### Text provided
Once a person feels judgement or condescension, they typically shut down and stop listening to you. Or it’s possible they literally cannot hear anything else you say at that point because of the relational circuits of the brain being disengaged and shut off.

So begin with the end in mind. What do you really want from the conversation? If you want goodness and reconciliation, you will speak to them as a person on your same level, not as someone beneath you (with contempt).

Luke 5:39

No one after drinking old wine wants new wine, because he says, “The old wine is better.”

Watch that you are not holding on to traditions simply because you prefer them. Be open to the truth of the living God.

Test everything to see that it is His truth and not the mere tradition of men.

“This is the way we’ve always done it.”

God is not boring. In my experience, God is not the same ole thing over and over again. He is exciting and new all the time, ever greater, every moment.

August 17 / Proverbs 17 / Luke 4

heart refiners fire

Proverbs 17:3

A crucible refines silver and a furnace  gold, but the LORD refines hearts.

Perhaps our trials and sufferings are just the means to purify our hearts. Burn off all that does not lead to God. Melt away anything that is a distraction to our thoughts of God and on what is good and right.

What if we looked at every trial of life big or small as God’s loving action to bring us closer to Himself? What would that do to our thinking? To our mindset?

Accept and embrace what is instead of fighting and trying to simply alleviate pain. It’s been said that we will make little effort to attain pleasure, but we will do almost anything to avoid pain. Tho it does  seem that we go to great lengths to gain pleasure at times, I wonder how often the pleasure-seeking is actually just a means to avoid pain?

What if we accepted everything that came our way as something to learn from and make us more like Him? As opposed to just stewing about how much we don’t like it…

Luke 4:10-12

“For the Scriptures say, ‘He will order His angels to protect and guard you and they will hold you up with their hands so you won’t even hurt your foot on a stone.'” Jesus responded, “The Scriptures also say, ‘You shall not test the LORD your God.'”

The most effective temptations will have a good portion of truth attached to them. Here, Satan quotes from Psalm 91.

Remember to always look at the big picture, God’s whole story, all of Scripture, not just isolated bits and pieces.

How deep is the mind and mystery of God. How foolish we can be at times to think one verse of the Bible can describe Him or what He is up to. One verse, because it is from God, has great power, can cause Satan to flee, and can give immense comfort, but it must always point to the ineffable greatness of God and that He may be up to a  million things at any given moment that we cannot know or comprehend.

August 16 / Proverbs 16 / Luke 3

Baptism

Proverbs 16:1

People may make plans in their minds, but only YHWH can make them come true.

### Set problem 1
Which psalm does the devotional text say Satan quotes in Luke 4?
### Set problem 2
Extend the devotional text past its final line, "People may make plans in their minds, but only YHWH can make them come true."

### Raw data
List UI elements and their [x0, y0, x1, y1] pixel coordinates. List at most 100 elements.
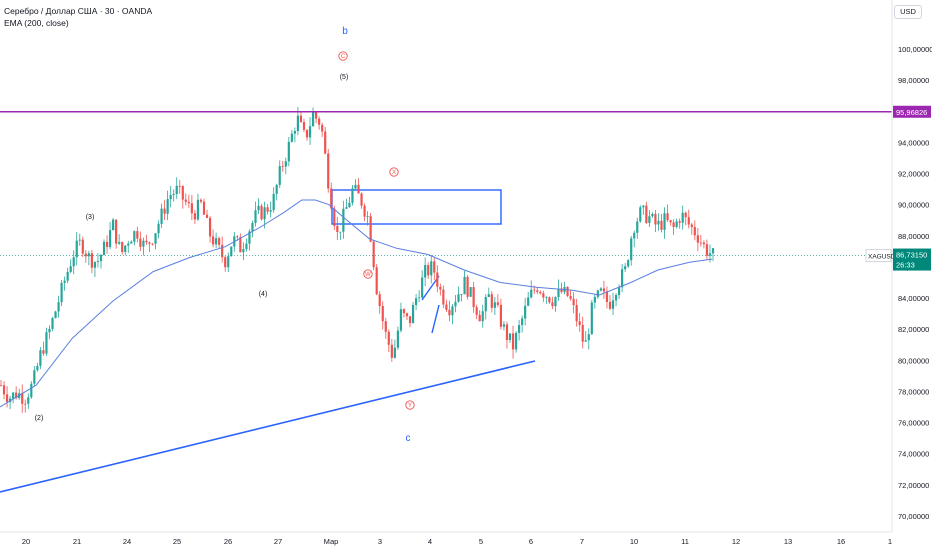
---
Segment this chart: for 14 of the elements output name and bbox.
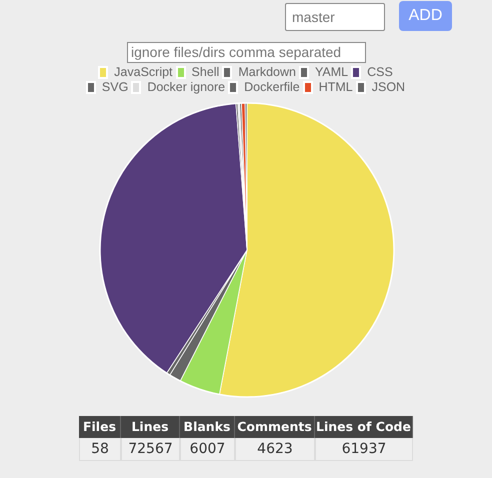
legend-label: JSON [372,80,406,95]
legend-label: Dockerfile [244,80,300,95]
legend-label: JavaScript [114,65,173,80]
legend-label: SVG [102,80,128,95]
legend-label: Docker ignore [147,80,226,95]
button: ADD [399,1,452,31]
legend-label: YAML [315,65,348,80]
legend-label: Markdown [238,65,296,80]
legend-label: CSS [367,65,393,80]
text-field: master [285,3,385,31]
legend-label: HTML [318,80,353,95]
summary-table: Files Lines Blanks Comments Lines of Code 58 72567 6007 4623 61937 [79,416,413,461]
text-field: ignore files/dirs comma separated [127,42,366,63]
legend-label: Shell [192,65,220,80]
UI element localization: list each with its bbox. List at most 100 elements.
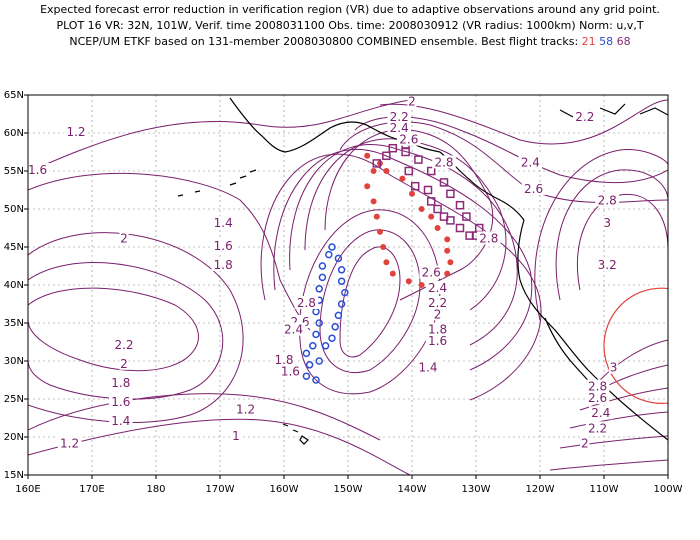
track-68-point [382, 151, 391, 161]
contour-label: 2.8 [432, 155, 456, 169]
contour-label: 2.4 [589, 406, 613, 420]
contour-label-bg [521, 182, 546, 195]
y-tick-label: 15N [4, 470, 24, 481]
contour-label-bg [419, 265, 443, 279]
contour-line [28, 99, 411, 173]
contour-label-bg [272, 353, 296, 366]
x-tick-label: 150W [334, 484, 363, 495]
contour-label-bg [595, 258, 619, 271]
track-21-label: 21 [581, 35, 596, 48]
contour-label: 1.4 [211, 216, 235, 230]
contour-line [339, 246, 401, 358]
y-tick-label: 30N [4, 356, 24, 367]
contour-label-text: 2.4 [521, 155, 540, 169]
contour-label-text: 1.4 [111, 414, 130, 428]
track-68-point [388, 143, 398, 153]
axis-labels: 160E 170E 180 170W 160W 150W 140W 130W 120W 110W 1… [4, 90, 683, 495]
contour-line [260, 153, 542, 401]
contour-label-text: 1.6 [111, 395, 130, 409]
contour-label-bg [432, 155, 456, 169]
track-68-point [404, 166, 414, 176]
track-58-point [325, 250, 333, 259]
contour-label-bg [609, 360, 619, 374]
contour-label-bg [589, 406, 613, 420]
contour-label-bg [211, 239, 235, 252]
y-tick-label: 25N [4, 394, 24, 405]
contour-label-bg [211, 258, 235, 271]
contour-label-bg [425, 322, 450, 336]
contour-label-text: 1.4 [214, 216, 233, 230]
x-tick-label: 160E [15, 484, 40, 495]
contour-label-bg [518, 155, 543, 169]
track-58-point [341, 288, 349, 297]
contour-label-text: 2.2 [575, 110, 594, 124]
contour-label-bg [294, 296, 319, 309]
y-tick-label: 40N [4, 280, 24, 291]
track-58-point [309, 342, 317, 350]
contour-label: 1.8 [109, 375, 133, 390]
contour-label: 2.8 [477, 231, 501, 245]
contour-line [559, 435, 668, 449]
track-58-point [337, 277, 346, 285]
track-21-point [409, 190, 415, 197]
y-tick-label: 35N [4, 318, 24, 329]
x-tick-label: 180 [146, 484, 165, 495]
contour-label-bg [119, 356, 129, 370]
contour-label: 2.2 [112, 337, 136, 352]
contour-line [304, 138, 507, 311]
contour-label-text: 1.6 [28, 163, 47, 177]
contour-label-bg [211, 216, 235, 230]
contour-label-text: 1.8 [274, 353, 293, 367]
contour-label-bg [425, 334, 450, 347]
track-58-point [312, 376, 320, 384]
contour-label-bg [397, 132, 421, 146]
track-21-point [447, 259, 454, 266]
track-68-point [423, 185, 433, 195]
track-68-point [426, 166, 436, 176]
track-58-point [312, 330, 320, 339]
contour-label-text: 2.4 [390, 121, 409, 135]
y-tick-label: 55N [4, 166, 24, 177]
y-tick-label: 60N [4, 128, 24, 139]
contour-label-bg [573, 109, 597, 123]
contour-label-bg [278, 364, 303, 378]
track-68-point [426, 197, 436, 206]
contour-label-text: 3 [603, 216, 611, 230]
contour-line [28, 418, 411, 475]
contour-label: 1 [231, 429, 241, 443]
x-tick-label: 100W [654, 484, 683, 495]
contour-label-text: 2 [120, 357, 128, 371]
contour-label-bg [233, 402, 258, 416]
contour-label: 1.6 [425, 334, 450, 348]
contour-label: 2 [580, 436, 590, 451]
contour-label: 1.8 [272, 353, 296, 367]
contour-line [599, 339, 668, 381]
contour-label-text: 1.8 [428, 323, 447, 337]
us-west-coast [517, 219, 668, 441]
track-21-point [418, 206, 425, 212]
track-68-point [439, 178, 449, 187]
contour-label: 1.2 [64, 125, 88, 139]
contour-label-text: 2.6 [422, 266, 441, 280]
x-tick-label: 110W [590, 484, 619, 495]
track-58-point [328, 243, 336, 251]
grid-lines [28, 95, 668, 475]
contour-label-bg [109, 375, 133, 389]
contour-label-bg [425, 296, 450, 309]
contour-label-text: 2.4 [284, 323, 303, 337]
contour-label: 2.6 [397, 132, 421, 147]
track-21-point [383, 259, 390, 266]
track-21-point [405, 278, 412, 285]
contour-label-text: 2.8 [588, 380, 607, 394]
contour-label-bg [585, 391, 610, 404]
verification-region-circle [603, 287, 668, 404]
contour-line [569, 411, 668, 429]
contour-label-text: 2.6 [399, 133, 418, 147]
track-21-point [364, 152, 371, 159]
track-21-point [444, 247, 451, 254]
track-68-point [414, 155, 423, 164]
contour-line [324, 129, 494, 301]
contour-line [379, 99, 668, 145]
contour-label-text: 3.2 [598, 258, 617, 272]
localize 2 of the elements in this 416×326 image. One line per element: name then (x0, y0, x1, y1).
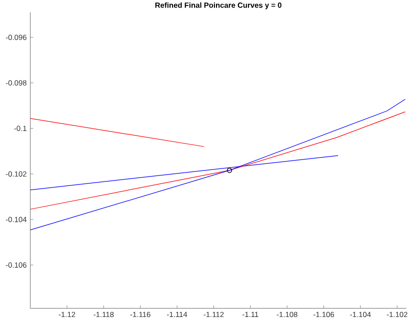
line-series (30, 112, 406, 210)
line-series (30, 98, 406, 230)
* * *
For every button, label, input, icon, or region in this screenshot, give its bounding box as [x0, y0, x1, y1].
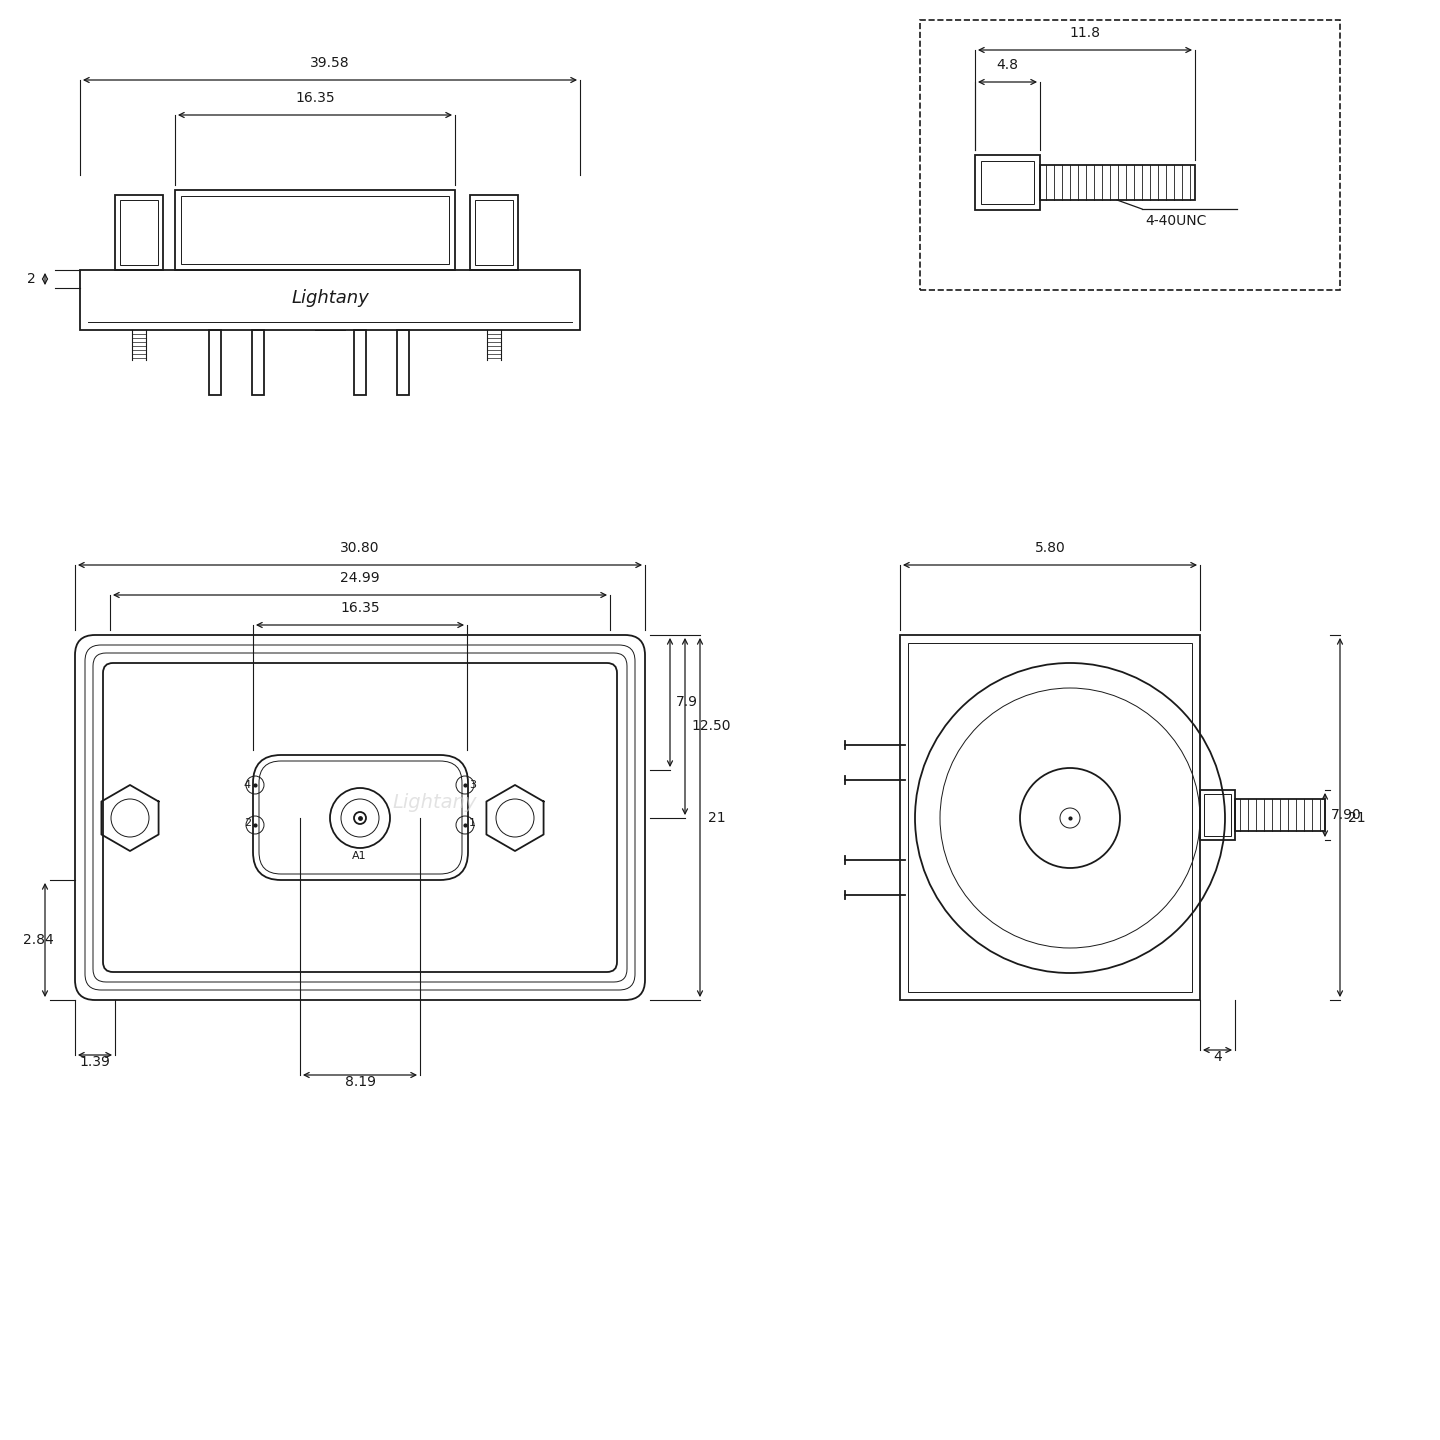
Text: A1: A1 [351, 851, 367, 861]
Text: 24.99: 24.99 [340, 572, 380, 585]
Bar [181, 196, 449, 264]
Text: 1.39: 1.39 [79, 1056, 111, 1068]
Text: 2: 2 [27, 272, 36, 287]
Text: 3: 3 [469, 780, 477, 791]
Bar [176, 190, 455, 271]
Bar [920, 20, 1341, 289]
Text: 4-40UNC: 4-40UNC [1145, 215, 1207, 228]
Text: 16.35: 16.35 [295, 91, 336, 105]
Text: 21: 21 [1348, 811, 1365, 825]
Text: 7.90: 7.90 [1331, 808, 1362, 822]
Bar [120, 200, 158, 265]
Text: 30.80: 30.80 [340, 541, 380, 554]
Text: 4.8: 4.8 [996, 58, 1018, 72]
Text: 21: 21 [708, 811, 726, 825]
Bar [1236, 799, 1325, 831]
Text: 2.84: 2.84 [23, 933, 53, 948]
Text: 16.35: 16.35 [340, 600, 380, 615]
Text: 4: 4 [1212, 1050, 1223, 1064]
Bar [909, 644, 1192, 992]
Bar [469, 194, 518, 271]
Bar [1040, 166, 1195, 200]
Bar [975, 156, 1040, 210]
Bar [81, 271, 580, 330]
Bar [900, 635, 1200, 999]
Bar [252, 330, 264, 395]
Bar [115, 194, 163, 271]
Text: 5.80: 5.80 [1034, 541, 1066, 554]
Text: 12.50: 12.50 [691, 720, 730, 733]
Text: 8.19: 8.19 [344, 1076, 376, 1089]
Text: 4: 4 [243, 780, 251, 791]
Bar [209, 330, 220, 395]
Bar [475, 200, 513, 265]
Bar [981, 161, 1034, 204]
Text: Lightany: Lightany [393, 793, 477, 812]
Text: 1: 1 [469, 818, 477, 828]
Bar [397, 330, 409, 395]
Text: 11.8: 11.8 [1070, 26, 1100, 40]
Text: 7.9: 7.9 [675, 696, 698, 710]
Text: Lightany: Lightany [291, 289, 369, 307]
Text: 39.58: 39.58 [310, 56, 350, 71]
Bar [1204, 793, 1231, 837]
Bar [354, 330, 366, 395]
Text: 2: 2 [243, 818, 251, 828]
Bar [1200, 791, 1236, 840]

### Written answer 1
Psalm 91.

### Written answer 2
Dependence is not the excuse for laziness but the spring of active energy.  -Charles Bridges

Proverbs 16:16-17

How much better to get wisdom than gold! To get understanding is to be chosen rather than silver.The highway of the upright turns aside from evil; whoever guards his way preserves his life.

Whoever guards his way preserves his life.

To guard our way…to preserve our lives…right now…where we always are and where we always inhabit, get understanding. This is wisdom. This is true riches and wealth (gold).

Brothers and sisters, I could not address you as people who live by the Spirit, but as people who were all to obviously merely human, little babies in the Messiah. I fed you with milk, not solid food, because you weren’t ready to take it–and you still can’t, even now! You’re still determined to live in the old way! Yes, wherever there is jealousy and quarreling, doesn’t that mean you’re living in the old way, behaving as any merely human being might do?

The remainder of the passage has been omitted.